Dataset items
-- Begin --

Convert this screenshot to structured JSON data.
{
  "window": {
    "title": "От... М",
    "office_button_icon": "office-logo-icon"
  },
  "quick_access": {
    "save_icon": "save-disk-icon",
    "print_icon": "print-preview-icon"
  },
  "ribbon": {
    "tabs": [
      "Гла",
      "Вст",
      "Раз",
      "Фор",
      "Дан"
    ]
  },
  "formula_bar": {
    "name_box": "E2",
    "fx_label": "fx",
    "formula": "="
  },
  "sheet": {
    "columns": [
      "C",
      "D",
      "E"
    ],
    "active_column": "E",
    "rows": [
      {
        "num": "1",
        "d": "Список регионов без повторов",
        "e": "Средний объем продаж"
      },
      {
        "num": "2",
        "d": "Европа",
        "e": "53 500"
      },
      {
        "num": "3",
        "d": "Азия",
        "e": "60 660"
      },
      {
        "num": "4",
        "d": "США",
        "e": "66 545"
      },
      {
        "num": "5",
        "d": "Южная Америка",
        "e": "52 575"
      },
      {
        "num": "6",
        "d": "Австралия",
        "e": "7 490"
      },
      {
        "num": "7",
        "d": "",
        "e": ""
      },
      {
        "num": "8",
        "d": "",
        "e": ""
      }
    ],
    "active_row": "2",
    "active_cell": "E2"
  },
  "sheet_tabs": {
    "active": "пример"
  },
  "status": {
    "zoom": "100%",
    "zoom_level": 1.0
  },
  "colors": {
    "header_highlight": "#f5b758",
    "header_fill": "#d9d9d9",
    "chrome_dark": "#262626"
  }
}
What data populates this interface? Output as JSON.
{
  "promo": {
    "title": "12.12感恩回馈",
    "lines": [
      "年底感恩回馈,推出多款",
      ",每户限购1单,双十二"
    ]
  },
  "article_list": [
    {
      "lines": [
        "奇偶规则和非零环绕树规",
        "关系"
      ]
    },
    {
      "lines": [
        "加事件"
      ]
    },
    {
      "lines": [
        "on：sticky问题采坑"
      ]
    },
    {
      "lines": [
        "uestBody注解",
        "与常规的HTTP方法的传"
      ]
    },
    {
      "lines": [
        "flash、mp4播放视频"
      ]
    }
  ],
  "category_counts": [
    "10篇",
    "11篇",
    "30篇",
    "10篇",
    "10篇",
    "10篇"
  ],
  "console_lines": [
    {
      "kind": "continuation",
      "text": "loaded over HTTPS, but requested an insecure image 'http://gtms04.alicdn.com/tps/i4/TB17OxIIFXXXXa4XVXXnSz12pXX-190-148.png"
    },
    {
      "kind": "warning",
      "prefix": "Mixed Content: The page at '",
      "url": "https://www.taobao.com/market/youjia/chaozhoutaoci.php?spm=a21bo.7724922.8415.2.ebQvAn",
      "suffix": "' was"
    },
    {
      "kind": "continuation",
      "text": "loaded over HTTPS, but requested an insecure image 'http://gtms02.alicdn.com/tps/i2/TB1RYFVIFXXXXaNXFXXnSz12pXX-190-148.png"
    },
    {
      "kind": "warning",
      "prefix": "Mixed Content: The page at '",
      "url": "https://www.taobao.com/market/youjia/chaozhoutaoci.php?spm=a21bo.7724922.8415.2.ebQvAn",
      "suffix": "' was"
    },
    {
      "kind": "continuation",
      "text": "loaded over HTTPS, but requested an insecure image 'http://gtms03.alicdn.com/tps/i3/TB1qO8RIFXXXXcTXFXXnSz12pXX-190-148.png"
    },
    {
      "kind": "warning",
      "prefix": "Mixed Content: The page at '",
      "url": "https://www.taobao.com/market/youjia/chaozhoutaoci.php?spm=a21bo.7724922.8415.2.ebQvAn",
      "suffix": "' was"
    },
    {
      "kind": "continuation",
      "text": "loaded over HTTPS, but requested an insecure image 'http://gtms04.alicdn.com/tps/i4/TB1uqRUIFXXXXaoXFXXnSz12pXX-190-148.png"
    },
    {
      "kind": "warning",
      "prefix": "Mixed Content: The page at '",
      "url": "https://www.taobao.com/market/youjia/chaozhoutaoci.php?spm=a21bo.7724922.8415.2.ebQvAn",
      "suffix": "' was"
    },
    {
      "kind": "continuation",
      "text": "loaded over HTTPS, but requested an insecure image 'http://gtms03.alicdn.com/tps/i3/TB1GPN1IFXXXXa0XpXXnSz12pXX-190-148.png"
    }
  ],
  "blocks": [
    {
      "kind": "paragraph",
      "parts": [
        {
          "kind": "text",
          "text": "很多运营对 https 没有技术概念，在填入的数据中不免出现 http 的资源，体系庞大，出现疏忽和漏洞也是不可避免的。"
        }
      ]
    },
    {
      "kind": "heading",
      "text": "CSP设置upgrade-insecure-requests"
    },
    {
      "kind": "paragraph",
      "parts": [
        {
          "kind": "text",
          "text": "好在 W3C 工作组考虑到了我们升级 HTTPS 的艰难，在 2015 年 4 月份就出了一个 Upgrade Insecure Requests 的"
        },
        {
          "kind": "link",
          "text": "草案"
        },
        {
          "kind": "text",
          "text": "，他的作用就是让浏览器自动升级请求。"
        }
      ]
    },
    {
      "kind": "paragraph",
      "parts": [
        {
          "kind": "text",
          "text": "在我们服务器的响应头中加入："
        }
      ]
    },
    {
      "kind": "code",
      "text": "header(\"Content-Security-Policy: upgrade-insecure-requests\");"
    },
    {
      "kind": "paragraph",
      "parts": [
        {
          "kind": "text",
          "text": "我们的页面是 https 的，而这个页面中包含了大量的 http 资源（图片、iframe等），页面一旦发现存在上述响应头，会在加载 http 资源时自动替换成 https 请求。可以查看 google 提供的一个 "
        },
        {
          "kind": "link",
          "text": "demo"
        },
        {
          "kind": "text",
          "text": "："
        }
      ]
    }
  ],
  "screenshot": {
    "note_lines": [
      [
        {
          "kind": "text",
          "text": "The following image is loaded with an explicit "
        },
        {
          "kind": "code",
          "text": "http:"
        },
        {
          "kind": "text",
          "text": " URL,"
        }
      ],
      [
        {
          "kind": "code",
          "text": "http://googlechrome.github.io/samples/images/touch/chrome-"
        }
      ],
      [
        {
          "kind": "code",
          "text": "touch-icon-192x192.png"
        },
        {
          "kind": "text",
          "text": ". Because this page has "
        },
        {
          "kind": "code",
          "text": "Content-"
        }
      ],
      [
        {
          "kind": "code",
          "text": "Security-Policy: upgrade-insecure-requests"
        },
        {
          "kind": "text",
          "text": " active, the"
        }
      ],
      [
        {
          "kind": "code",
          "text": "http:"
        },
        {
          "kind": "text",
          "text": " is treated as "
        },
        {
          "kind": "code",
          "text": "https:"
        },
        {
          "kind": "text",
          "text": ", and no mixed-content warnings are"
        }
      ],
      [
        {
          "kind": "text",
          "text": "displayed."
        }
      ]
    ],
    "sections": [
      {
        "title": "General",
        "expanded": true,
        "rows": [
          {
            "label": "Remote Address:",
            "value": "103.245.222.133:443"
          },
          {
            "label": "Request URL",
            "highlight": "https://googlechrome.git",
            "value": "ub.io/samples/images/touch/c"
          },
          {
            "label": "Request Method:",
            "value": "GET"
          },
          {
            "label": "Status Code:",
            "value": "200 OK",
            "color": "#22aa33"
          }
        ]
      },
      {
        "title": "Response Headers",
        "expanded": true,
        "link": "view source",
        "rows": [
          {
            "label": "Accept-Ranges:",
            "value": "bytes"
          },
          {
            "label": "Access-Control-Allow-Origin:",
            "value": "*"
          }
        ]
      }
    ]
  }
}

-- End --

* _SHORT PROBLEM_
Copy out each line above, character for character.

* _RESULT OF THIS TASK_
Convert this screenshot to structured JSON data.
{
  "window": {
    "title": "От... М",
    "office_button_icon": "office-logo-icon"
  },
  "quick_access": {
    "save_icon": "save-disk-icon",
    "print_icon": "print-preview-icon"
  },
  "ribbon": {
    "tabs": [
      "Гла",
      "Вст",
      "Раз",
      "Фор",
      "Дан"
    ]
  },
  "formula_bar": {
    "name_box": "E2",
    "fx_label": "fx",
    "formula": "="
  },
  "sheet": {
    "columns": [
      "C",
      "D",
      "E"
    ],
    "active_column": "E",
    "rows": [
      {
        "num": "1",
        "d": "Список регионов без повторов",
        "e": "Средний объем продаж"
      },
      {
        "num": "2",
        "d": "Европа",
        "e": "53 500"
      },
      {
        "num": "3",
        "d": "Азия",
        "e": "60 660"
      },
      {
        "num": "4",
        "d": "США",
        "e": "66 545"
      },
      {
        "num": "5",
        "d": "Южная Америка",
        "e": "52 575"
      },
      {
        "num": "6",
        "d": "Австралия",
        "e": "7 490"
      },
      {
        "num": "7",
        "d": "",
        "e": ""
      },
      {
        "num": "8",
        "d": "",
        "e": ""
      }
    ],
    "active_row": "2",
    "active_cell": "E2"
  },
  "sheet_tabs": {
    "active": "пример"
  },
  "status": {
    "zoom": "100%",
    "zoom_level": 1.0
  },
  "colors": {
    "header_highlight": "#f5b758",
    "header_fill": "#d9d9d9",
    "chrome_dark": "#262626"
  }
}
What data populates this interface? Output as JSON.
{
  "promo": {
    "title": "12.12感恩回馈",
    "lines": [
      "年底感恩回馈,推出多款",
      ",每户限购1单,双十二"
    ]
  },
  "article_list": [
    {
      "lines": [
        "奇偶规则和非零环绕树规",
        "关系"
      ]
    },
    {
      "lines": [
        "加事件"
      ]
    },
    {
      "lines": [
        "on：sticky问题采坑"
      ]
    },
    {
      "lines": [
        "uestBody注解",
        "与常规的HTTP方法的传"
      ]
    },
    {
      "lines": [
        "flash、mp4播放视频"
      ]
    }
  ],
  "category_counts": [
    "10篇",
    "11篇",
    "30篇",
    "10篇",
    "10篇",
    "10篇"
  ],
  "console_lines": [
    {
      "kind": "continuation",
      "text": "loaded over HTTPS, but requested an insecure image 'http://gtms04.alicdn.com/tps/i4/TB17OxIIFXXXXa4XVXXnSz12pXX-190-148.png"
    },
    {
      "kind": "warning",
      "prefix": "Mixed Content: The page at '",
      "url": "https://www.taobao.com/market/youjia/chaozhoutaoci.php?spm=a21bo.7724922.8415.2.ebQvAn",
      "suffix": "' was"
    },
    {
      "kind": "continuation",
      "text": "loaded over HTTPS, but requested an insecure image 'http://gtms02.alicdn.com/tps/i2/TB1RYFVIFXXXXaNXFXXnSz12pXX-190-148.png"
    },
    {
      "kind": "warning",
      "prefix": "Mixed Content: The page at '",
      "url": "https://www.taobao.com/market/youjia/chaozhoutaoci.php?spm=a21bo.7724922.8415.2.ebQvAn",
      "suffix": "' was"
    },
    {
      "kind": "continuation",
      "text": "loaded over HTTPS, but requested an insecure image 'http://gtms03.alicdn.com/tps/i3/TB1qO8RIFXXXXcTXFXXnSz12pXX-190-148.png"
    },
    {
      "kind": "warning",
      "prefix": "Mixed Content: The page at '",
      "url": "https://www.taobao.com/market/youjia/chaozhoutaoci.php?spm=a21bo.7724922.8415.2.ebQvAn",
      "suffix": "' was"
    },
    {
      "kind": "continuation",
      "text": "loaded over HTTPS, but requested an insecure image 'http://gtms04.alicdn.com/tps/i4/TB1uqRUIFXXXXaoXFXXnSz12pXX-190-148.png"
    },
    {
      "kind": "warning",
      "prefix": "Mixed Content: The page at '",
      "url": "https://www.taobao.com/market/youjia/chaozhoutaoci.php?spm=a21bo.7724922.8415.2.ebQvAn",
      "suffix": "' was"
    },
    {
      "kind": "continuation",
      "text": "loaded over HTTPS, but requested an insecure image 'http://gtms03.alicdn.com/tps/i3/TB1GPN1IFXXXXa0XpXXnSz12pXX-190-148.png"
    }
  ],
  "blocks": [
    {
      "kind": "paragraph",
      "parts": [
        {
          "kind": "text",
          "text": "很多运营对 https 没有技术概念，在填入的数据中不免出现 http 的资源，体系庞大，出现疏忽和漏洞也是不可避免的。"
        }
      ]
    },
    {
      "kind": "heading",
      "text": "CSP设置upgrade-insecure-requests"
    },
    {
      "kind": "paragraph",
      "parts": [
        {
          "kind": "text",
          "text": "好在 W3C 工作组考虑到了我们升级 HTTPS 的艰难，在 2015 年 4 月份就出了一个 Upgrade Insecure Requests 的"
        },
        {
          "kind": "link",
          "text": "草案"
        },
        {
          "kind": "text",
          "text": "，他的作用就是让浏览器自动升级请求。"
        }
      ]
    },
    {
      "kind": "paragraph",
      "parts": [
        {
          "kind": "text",
          "text": "在我们服务器的响应头中加入："
        }
      ]
    },
    {
      "kind": "code",
      "text": "header(\"Content-Security-Policy: upgrade-insecure-requests\");"
    },
    {
      "kind": "paragraph",
      "parts": [
        {
          "kind": "text",
          "text": "我们的页面是 https 的，而这个页面中包含了大量的 http 资源（图片、iframe等），页面一旦发现存在上述响应头，会在加载 http 资源时自动替换成 https 请求。可以查看 google 提供的一个 "
        },
        {
          "kind": "link",
          "text": "demo"
        },
        {
          "kind": "text",
          "text": "："
        }
      ]
    }
  ],
  "screenshot": {
    "note_lines": [
      [
        {
          "kind": "text",
          "text": "The following image is loaded with an explicit "
        },
        {
          "kind": "code",
          "text": "http:"
        },
        {
          "kind": "text",
          "text": " URL,"
        }
      ],
      [
        {
          "kind": "code",
          "text": "http://googlechrome.github.io/samples/images/touch/chrome-"
        }
      ],
      [
        {
          "kind": "code",
          "text": "touch-icon-192x192.png"
        },
        {
          "kind": "text",
          "text": ". Because this page has "
        },
        {
          "kind": "code",
          "text": "Content-"
        }
      ],
      [
        {
          "kind": "code",
          "text": "Security-Policy: upgrade-insecure-requests"
        },
        {
          "kind": "text",
          "text": " active, the"
        }
      ],
      [
        {
          "kind": "code",
          "text": "http:"
        },
        {
          "kind": "text",
          "text": " is treated as "
        },
        {
          "kind": "code",
          "text": "https:"
        },
        {
          "kind": "text",
          "text": ", and no mixed-content warnings are"
        }
      ],
      [
        {
          "kind": "text",
          "text": "displayed."
        }
      ]
    ],
    "sections": [
      {
        "title": "General",
        "expanded": true,
        "rows": [
          {
            "label": "Remote Address:",
            "value": "103.245.222.133:443"
          },
          {
            "label": "Request URL",
            "highlight": "https://googlechrome.git",
            "value": "ub.io/samples/images/touch/c"
          },
          {
            "label": "Request Method:",
            "value": "GET"
          },
          {
            "label": "Status Code:",
            "value": "200 OK",
            "color": "#22aa33"
          }
        ]
      },
      {
        "title": "Response Headers",
        "expanded": true,
        "link": "view source",
        "rows": [
          {
            "label": "Accept-Ranges:",
            "value": "bytes"
          },
          {
            "label": "Access-Control-Allow-Origin:",
            "value": "*"
          }
        ]
      }
    ]
  }
}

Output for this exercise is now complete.